Start of Data provided

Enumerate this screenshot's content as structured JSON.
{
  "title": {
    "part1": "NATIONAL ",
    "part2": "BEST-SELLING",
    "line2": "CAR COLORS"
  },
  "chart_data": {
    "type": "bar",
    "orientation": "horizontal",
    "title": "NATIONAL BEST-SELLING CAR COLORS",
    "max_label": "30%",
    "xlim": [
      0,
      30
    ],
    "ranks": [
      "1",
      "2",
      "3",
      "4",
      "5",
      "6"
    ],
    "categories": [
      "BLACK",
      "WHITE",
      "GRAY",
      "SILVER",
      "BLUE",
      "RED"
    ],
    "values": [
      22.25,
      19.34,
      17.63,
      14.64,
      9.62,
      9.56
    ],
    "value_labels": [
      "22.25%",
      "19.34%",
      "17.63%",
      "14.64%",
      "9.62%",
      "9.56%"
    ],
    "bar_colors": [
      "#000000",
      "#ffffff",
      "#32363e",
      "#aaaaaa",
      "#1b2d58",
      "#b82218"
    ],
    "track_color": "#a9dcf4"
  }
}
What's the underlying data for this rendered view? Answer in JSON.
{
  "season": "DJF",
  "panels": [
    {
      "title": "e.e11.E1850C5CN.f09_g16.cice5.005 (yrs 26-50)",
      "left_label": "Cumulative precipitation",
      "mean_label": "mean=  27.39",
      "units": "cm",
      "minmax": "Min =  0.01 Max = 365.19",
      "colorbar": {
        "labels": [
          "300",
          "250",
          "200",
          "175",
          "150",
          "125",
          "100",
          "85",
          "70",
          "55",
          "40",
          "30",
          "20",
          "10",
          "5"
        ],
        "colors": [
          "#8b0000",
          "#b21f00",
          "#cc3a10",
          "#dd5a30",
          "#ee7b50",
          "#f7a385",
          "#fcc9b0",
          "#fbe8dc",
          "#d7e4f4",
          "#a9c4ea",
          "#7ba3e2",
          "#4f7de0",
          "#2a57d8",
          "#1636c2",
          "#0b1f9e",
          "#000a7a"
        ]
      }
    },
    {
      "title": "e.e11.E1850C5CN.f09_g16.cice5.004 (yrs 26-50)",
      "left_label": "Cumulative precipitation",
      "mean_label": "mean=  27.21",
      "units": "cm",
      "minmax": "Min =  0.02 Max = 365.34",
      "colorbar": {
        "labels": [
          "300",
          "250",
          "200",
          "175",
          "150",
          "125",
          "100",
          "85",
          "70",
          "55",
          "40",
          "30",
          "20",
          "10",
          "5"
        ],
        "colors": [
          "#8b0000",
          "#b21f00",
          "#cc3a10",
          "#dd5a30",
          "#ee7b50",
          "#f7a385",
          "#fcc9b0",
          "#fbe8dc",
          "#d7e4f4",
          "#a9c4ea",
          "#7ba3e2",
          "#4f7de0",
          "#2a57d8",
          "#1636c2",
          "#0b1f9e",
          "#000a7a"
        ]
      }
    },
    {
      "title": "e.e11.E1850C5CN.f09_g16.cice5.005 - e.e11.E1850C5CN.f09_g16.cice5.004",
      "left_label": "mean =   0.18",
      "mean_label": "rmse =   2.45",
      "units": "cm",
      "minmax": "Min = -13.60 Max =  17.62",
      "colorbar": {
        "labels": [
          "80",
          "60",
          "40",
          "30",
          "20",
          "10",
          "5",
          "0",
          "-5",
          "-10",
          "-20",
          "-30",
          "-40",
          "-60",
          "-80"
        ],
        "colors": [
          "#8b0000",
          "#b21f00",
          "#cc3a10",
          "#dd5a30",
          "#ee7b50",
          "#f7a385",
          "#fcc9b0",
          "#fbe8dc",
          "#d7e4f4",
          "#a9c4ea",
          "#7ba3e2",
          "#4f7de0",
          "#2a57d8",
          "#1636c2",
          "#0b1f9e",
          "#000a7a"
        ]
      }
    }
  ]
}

End of Data provided

**Instructions to follow**
Copy out all the entries shown above, character for character.

**Solution to the problem**
Enumerate this screenshot's content as structured JSON.
{
  "title": {
    "part1": "NATIONAL ",
    "part2": "BEST-SELLING",
    "line2": "CAR COLORS"
  },
  "chart_data": {
    "type": "bar",
    "orientation": "horizontal",
    "title": "NATIONAL BEST-SELLING CAR COLORS",
    "max_label": "30%",
    "xlim": [
      0,
      30
    ],
    "ranks": [
      "1",
      "2",
      "3",
      "4",
      "5",
      "6"
    ],
    "categories": [
      "BLACK",
      "WHITE",
      "GRAY",
      "SILVER",
      "BLUE",
      "RED"
    ],
    "values": [
      22.25,
      19.34,
      17.63,
      14.64,
      9.62,
      9.56
    ],
    "value_labels": [
      "22.25%",
      "19.34%",
      "17.63%",
      "14.64%",
      "9.62%",
      "9.56%"
    ],
    "bar_colors": [
      "#000000",
      "#ffffff",
      "#32363e",
      "#aaaaaa",
      "#1b2d58",
      "#b82218"
    ],
    "track_color": "#a9dcf4"
  }
}
What's the underlying data for this rendered view? Answer in JSON.
{
  "season": "DJF",
  "panels": [
    {
      "title": "e.e11.E1850C5CN.f09_g16.cice5.005 (yrs 26-50)",
      "left_label": "Cumulative precipitation",
      "mean_label": "mean=  27.39",
      "units": "cm",
      "minmax": "Min =  0.01 Max = 365.19",
      "colorbar": {
        "labels": [
          "300",
          "250",
          "200",
          "175",
          "150",
          "125",
          "100",
          "85",
          "70",
          "55",
          "40",
          "30",
          "20",
          "10",
          "5"
        ],
        "colors": [
          "#8b0000",
          "#b21f00",
          "#cc3a10",
          "#dd5a30",
          "#ee7b50",
          "#f7a385",
          "#fcc9b0",
          "#fbe8dc",
          "#d7e4f4",
          "#a9c4ea",
          "#7ba3e2",
          "#4f7de0",
          "#2a57d8",
          "#1636c2",
          "#0b1f9e",
          "#000a7a"
        ]
      }
    },
    {
      "title": "e.e11.E1850C5CN.f09_g16.cice5.004 (yrs 26-50)",
      "left_label": "Cumulative precipitation",
      "mean_label": "mean=  27.21",
      "units": "cm",
      "minmax": "Min =  0.02 Max = 365.34",
      "colorbar": {
        "labels": [
          "300",
          "250",
          "200",
          "175",
          "150",
          "125",
          "100",
          "85",
          "70",
          "55",
          "40",
          "30",
          "20",
          "10",
          "5"
        ],
        "colors": [
          "#8b0000",
          "#b21f00",
          "#cc3a10",
          "#dd5a30",
          "#ee7b50",
          "#f7a385",
          "#fcc9b0",
          "#fbe8dc",
          "#d7e4f4",
          "#a9c4ea",
          "#7ba3e2",
          "#4f7de0",
          "#2a57d8",
          "#1636c2",
          "#0b1f9e",
          "#000a7a"
        ]
      }
    },
    {
      "title": "e.e11.E1850C5CN.f09_g16.cice5.005 - e.e11.E1850C5CN.f09_g16.cice5.004",
      "left_label": "mean =   0.18",
      "mean_label": "rmse =   2.45",
      "units": "cm",
      "minmax": "Min = -13.60 Max =  17.62",
      "colorbar": {
        "labels": [
          "80",
          "60",
          "40",
          "30",
          "20",
          "10",
          "5",
          "0",
          "-5",
          "-10",
          "-20",
          "-30",
          "-40",
          "-60",
          "-80"
        ],
        "colors": [
          "#8b0000",
          "#b21f00",
          "#cc3a10",
          "#dd5a30",
          "#ee7b50",
          "#f7a385",
          "#fcc9b0",
          "#fbe8dc",
          "#d7e4f4",
          "#a9c4ea",
          "#7ba3e2",
          "#4f7de0",
          "#2a57d8",
          "#1636c2",
          "#0b1f9e",
          "#000a7a"
        ]
      }
    }
  ]
}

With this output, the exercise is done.